**** Text excerpt

1. Separate the rails. The single highest-value change: motors and electronics should not share a regulator. Power motors straight from the pack through their driver; power logic through its own switching regulator (UBEC). Join the grounds, separate the supplies. Better still for small robots: many drivers and BECs tolerate sag far better than a linear regulator ever will.
2. Fix the pack. Higher C-rating, larger capacity (more parallel material = lower resistance), or simply a younger pack — internal resistance climbs with age and abuse, so last year's battery browning out this year's robot is the natural life cycle. Series vs parallel choices change the math too, covered in Series vs Parallel Battery Packs.
3. Fix the wiring. Resistance outside the pack sags identically to resistance inside it. Thin wires, long runs, cheap connectors, dry solder joints and those little screw terminals all add tens of milliohms each. Battery leads should be short and thick (see the Power Budget Calculator for gauge), and a warm connector after a run is a resistor confessing.
4. Add capacitance. A 470–1000 µF electrolytic across the regulator input, plus 100 µF across the electronics supply, rides through millisecond spikes — capacitors are tiny local batteries with near-zero internal resistance. This is a patch, not a cure: capacitors buy milliseconds, not seconds, but motor inrush is a milliseconds problem, so they're remarkably effective for their cost.
5. Soften the demand. Acceleration ramps in code (slew the PWM instead of stepping it), staggered servo moves, current limiting in the motor driver. Every amp you don't spike is sag you don't suffer.

********
**** Extracted information

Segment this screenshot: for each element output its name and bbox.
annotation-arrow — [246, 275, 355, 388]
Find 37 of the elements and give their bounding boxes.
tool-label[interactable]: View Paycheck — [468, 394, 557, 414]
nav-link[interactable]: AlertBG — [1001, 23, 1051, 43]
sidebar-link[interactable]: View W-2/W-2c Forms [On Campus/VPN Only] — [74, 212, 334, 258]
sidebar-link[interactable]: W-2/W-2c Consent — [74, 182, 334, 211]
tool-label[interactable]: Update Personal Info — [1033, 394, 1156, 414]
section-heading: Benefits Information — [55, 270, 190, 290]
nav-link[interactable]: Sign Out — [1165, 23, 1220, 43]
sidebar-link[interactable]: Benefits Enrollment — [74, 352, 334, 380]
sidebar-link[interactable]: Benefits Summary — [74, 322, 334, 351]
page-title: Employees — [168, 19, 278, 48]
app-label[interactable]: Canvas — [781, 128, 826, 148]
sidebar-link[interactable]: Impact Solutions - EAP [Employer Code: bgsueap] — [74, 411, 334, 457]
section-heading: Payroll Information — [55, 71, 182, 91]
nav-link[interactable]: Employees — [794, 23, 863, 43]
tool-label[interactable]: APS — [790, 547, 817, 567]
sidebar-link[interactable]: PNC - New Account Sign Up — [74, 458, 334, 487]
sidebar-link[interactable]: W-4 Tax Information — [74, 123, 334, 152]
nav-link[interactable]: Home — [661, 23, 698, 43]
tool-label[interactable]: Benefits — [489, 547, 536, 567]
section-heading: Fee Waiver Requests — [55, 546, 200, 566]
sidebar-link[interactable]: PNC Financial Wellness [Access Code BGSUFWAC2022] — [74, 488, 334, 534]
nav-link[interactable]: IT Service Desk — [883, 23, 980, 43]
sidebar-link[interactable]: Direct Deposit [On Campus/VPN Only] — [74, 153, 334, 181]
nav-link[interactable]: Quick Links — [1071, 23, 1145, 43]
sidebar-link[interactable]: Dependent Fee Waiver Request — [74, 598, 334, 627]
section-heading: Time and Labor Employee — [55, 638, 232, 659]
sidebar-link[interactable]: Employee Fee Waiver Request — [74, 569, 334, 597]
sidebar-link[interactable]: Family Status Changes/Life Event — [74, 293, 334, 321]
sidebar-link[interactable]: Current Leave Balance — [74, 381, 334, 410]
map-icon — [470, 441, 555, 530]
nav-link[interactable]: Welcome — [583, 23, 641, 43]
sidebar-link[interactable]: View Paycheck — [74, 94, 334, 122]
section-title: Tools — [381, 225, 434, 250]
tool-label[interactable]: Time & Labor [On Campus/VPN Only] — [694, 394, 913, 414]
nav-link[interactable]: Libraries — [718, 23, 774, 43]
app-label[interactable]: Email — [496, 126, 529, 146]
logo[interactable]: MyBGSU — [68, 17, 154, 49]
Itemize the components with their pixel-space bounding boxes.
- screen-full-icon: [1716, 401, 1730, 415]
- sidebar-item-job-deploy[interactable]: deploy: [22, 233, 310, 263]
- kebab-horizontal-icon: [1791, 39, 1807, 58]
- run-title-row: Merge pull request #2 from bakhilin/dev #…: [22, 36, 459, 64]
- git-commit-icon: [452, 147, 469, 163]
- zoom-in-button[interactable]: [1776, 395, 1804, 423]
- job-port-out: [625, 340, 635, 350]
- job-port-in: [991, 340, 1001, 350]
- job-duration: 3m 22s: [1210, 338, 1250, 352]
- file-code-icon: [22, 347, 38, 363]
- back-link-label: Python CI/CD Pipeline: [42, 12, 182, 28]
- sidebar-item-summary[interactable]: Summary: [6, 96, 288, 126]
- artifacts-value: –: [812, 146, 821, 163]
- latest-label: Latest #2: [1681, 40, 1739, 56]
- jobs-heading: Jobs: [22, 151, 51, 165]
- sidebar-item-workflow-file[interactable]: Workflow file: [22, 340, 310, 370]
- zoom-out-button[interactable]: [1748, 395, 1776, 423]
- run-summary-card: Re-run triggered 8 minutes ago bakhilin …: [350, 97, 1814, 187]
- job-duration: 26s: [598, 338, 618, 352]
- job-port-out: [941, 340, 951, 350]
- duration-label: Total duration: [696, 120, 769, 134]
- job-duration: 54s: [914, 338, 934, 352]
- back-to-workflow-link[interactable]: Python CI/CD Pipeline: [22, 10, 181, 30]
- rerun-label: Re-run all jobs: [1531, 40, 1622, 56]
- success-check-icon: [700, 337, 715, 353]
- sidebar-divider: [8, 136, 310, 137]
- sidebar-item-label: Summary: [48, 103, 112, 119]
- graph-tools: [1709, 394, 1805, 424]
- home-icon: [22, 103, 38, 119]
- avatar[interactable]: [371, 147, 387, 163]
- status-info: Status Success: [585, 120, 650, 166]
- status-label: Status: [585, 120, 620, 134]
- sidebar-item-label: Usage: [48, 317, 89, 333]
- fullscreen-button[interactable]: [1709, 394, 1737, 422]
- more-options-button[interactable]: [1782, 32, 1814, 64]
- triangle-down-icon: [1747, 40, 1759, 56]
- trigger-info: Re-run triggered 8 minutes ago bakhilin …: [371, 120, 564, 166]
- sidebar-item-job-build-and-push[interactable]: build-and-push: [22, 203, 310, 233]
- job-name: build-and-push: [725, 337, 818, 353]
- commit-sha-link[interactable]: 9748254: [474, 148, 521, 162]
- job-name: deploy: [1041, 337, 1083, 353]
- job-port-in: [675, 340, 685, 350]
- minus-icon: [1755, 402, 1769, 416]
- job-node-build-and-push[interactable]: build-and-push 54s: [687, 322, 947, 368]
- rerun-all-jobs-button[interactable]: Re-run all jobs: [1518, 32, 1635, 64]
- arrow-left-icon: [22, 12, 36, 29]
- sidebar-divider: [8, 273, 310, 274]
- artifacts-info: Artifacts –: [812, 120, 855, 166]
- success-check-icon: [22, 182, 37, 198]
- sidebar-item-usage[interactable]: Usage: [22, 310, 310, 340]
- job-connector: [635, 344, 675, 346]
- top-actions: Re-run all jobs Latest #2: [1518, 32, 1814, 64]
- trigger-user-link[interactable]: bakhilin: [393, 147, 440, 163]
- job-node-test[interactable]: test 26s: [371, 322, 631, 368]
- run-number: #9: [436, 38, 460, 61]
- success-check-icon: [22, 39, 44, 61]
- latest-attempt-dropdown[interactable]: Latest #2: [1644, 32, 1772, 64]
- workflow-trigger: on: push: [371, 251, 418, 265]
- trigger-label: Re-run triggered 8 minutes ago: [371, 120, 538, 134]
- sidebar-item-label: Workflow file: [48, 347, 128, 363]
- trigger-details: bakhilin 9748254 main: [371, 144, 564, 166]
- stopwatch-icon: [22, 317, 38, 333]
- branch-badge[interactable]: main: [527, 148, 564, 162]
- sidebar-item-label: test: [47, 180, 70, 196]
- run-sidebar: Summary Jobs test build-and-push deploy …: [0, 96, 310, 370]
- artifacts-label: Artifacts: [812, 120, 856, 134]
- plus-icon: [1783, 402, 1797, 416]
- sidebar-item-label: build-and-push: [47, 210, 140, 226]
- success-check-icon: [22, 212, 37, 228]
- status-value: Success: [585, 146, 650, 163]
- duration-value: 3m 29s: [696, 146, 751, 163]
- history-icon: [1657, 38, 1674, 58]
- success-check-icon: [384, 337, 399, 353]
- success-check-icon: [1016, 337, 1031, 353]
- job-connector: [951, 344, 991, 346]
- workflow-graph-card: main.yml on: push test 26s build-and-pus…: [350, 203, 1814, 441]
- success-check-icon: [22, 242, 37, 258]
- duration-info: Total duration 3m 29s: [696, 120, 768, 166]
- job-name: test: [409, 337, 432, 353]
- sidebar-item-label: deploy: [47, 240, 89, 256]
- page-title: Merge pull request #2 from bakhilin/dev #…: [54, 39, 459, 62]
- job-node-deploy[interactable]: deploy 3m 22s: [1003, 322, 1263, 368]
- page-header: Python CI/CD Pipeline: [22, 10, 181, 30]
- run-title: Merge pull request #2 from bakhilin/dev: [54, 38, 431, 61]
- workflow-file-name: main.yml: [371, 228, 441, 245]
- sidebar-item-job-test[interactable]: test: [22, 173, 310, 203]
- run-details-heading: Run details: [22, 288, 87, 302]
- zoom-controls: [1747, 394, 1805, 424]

********

▶ **Work to complete**
**1)** In the brownout-fixes text, swap "patch" for "stopgap" and give the passage between "4. Add capacitance." and "for their cost.", inclusive.
**2)** Answer these questions from the brownout-fixes text:
(a) How should the motors be powered?
(b) What makes a pack's internal resistance climb?
(c) What capacitor goes across the regulator input?
Work only from the text above for what comes next.

▶ **Answer section**
**1)**
4. Add capacitance. A 470–1000 µF electrolytic across the regulator input, plus 100 µF across the electronics supply, rides through millisecond spikes — capacitors are tiny local batteries with near-zero internal resistance. This is a stopgap, not a cure: capacitors buy milliseconds, not seconds, but motor inrush is a milliseconds problem, so they're remarkably effective for their cost.

**2)**
(a) Straight from the pack through their driver.
(b) Age and abuse.
(c) A 470–1000 µF electrolytic.